▸ Given problem
Which lines hold the word "született"? Copy each one.
-- BEGIN Input data --
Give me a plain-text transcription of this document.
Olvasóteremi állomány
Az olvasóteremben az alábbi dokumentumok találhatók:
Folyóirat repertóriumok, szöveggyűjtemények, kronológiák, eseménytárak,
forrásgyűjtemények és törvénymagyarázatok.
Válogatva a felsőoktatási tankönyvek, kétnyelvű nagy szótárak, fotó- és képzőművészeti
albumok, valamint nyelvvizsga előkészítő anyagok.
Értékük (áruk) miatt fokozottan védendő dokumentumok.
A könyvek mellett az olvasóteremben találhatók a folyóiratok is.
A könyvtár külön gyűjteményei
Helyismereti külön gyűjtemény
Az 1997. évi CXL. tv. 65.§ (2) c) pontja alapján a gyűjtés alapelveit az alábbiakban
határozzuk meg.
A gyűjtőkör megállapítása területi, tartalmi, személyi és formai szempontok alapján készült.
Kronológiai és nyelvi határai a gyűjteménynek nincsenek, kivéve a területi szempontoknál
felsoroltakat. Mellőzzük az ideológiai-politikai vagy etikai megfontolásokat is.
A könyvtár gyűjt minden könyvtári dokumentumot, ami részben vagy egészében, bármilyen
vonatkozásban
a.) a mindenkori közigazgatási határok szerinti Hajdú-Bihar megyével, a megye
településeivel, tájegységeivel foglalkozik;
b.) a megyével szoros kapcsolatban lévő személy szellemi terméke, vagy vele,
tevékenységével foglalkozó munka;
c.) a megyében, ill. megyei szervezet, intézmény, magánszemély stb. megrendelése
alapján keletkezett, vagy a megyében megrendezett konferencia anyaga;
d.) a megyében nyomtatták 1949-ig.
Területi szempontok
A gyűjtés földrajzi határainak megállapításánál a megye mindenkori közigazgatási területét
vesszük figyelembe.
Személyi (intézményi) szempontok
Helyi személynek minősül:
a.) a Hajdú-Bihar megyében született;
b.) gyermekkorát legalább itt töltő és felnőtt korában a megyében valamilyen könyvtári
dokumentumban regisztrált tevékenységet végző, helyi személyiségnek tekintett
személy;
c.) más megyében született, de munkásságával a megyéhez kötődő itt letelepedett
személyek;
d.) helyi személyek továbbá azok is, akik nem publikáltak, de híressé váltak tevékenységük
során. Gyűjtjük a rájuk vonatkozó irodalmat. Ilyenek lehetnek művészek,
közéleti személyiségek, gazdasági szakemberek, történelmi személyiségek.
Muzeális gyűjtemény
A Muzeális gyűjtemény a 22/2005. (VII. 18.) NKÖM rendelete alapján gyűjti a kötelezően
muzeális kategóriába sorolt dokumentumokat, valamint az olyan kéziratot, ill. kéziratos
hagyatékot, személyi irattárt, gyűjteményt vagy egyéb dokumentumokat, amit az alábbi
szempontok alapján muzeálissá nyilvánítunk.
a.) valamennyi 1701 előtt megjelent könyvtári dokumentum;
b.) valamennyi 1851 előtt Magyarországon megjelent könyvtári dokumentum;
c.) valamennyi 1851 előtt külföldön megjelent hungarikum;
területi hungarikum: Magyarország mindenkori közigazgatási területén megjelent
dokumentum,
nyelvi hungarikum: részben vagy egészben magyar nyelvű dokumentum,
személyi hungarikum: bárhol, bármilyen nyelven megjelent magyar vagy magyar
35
-- END Input data --
▸ Response below
a.) a Hajdú-Bihar megyében született;
c.) más megyében született, de munkásságával a megyéhez kötődő itt letelepedett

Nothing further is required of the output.